> _What the task requires_
State only the count of lines in the listing below that hold "subname".

> _Supplied data_
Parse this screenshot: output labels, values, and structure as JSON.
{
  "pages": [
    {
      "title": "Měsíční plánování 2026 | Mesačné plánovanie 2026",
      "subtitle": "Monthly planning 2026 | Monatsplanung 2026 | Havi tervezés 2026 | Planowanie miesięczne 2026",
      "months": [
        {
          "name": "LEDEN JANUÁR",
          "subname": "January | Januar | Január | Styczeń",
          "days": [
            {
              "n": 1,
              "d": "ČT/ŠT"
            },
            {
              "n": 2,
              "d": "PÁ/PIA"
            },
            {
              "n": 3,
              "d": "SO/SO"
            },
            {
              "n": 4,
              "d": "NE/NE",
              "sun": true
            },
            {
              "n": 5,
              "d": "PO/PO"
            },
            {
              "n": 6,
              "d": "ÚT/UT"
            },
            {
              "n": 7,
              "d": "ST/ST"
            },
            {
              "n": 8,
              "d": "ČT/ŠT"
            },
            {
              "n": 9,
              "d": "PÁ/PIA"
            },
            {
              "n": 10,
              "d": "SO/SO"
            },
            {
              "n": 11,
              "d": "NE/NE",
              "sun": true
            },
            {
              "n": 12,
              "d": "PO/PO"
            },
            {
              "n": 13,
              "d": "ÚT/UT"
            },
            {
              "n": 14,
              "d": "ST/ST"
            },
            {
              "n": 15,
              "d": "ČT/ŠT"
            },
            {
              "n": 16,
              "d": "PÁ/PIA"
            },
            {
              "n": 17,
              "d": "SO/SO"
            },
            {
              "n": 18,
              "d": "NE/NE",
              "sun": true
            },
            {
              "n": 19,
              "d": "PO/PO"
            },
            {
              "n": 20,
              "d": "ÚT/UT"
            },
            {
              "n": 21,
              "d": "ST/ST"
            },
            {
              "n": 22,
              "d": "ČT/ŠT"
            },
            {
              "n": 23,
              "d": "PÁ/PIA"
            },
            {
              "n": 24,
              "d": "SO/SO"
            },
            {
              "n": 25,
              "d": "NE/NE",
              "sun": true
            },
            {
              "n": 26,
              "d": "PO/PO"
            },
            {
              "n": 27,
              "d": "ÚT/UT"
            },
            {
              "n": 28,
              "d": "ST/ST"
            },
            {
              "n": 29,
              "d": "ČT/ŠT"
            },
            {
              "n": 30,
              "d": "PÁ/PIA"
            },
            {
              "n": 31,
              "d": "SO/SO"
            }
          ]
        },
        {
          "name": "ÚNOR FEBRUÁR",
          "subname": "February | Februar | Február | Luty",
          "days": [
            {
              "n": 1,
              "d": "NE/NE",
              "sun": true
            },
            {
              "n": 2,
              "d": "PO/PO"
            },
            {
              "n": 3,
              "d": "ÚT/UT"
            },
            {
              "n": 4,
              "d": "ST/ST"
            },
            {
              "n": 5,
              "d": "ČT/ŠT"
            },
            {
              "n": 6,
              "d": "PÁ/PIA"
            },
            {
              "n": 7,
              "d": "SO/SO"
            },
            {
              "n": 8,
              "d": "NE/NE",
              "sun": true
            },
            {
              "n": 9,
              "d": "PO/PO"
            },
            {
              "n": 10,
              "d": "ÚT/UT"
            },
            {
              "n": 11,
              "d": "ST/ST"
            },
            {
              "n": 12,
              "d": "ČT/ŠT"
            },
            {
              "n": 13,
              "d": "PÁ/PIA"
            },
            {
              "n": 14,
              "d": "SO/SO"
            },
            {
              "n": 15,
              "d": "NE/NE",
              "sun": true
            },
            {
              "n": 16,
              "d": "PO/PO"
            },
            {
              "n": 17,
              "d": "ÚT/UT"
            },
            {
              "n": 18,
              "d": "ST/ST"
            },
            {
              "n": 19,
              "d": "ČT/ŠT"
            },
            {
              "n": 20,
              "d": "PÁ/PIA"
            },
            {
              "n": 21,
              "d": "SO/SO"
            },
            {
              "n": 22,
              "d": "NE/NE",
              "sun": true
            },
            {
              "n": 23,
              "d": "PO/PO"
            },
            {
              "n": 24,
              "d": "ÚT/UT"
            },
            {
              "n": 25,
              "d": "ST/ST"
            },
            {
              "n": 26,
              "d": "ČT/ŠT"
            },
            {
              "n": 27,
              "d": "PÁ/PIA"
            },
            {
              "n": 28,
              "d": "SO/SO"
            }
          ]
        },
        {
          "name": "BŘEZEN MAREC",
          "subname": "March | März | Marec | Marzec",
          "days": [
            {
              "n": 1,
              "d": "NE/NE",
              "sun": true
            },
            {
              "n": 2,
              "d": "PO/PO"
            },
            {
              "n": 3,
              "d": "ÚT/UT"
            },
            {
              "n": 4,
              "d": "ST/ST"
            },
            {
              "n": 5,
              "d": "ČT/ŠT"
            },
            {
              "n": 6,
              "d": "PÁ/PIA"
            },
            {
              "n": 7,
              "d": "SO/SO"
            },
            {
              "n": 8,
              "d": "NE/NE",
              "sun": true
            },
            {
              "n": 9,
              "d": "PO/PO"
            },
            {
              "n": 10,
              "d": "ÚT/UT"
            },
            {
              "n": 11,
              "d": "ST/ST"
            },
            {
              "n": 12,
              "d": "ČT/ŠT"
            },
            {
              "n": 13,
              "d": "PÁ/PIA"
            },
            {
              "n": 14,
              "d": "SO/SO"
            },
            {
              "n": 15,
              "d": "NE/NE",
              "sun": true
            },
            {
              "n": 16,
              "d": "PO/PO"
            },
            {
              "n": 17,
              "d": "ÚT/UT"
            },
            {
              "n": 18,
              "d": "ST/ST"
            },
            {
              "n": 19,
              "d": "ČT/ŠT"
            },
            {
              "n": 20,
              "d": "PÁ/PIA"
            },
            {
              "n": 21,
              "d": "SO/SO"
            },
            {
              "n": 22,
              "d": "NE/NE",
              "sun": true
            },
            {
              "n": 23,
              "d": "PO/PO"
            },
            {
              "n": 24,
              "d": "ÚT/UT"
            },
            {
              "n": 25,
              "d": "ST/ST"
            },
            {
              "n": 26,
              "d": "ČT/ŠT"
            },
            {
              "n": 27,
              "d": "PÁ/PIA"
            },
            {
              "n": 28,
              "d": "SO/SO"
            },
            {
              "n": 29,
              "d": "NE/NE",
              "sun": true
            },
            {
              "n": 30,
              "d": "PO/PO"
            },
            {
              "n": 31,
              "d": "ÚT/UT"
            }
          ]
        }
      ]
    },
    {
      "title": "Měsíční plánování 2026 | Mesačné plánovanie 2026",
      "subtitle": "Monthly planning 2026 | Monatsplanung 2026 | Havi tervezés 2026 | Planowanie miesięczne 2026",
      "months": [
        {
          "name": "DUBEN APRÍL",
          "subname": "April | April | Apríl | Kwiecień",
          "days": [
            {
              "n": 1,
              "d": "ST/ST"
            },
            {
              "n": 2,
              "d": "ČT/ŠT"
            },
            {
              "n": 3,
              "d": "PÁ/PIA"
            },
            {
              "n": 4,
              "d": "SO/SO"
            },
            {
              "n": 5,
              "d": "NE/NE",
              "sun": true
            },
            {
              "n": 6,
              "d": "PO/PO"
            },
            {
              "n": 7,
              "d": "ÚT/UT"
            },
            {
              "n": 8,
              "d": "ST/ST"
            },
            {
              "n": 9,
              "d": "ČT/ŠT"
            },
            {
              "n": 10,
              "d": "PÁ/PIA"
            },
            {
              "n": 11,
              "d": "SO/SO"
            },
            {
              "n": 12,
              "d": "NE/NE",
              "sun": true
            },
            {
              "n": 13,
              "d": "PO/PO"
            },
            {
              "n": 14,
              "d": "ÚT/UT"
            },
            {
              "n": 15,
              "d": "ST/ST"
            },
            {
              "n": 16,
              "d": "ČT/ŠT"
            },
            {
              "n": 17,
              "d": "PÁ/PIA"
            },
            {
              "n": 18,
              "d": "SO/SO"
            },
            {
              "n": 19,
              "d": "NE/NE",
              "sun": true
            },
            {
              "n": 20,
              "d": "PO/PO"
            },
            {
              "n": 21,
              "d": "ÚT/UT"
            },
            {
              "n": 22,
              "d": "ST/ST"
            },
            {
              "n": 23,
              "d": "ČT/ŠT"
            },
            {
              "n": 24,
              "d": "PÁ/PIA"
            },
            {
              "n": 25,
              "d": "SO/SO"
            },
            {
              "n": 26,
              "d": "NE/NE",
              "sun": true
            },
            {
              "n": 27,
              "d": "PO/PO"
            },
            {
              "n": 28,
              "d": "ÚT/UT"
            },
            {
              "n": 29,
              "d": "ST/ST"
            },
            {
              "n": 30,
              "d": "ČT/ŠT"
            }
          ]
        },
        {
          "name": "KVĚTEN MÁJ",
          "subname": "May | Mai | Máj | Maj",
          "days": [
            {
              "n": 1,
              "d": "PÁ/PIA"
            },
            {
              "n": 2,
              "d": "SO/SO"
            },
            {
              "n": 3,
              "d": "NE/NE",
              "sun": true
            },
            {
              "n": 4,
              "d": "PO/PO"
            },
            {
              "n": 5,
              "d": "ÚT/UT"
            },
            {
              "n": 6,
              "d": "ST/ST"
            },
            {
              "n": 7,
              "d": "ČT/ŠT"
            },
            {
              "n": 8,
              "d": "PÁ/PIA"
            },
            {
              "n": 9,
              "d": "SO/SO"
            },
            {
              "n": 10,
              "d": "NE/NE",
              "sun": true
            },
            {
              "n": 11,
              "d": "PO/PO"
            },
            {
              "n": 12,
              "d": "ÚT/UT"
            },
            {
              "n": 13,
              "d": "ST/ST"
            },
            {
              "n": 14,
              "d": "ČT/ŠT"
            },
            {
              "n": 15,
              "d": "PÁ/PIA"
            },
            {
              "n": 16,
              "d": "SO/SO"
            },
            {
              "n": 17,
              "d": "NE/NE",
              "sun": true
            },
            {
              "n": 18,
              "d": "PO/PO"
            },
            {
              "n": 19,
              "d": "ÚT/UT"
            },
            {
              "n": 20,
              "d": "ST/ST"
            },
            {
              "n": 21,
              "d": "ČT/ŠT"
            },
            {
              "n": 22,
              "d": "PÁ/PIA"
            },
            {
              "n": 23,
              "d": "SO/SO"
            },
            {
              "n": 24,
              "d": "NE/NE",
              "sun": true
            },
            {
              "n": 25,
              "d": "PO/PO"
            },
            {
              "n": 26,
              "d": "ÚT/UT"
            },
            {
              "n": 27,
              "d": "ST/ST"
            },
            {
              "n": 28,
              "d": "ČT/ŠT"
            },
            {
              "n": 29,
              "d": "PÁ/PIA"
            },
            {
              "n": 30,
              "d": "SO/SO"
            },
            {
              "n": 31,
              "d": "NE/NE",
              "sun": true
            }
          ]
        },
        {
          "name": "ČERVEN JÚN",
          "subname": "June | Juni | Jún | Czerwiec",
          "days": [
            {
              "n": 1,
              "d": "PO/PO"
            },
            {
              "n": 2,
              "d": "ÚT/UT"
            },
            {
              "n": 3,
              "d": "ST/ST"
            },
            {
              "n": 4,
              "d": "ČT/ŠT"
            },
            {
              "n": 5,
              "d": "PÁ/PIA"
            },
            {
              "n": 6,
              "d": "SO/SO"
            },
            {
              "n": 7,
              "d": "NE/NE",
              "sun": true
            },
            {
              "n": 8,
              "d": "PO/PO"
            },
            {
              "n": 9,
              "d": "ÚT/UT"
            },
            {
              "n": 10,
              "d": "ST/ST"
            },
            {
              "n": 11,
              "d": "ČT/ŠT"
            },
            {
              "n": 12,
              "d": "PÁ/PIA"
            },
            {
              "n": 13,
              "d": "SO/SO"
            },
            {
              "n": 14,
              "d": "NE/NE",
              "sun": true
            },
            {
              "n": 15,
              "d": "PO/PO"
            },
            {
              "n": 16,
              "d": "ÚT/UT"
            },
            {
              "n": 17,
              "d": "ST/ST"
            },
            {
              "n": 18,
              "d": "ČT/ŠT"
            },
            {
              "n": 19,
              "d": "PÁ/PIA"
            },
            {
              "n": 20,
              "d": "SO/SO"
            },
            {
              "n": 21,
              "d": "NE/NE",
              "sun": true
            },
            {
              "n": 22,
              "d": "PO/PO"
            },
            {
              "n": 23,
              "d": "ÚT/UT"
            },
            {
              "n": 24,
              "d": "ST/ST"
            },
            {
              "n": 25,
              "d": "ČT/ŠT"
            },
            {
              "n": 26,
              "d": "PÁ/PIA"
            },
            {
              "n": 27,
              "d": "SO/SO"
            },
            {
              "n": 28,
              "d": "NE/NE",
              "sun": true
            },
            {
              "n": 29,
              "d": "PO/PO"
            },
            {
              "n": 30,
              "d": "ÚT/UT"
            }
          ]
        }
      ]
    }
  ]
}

> _Problem solution_
6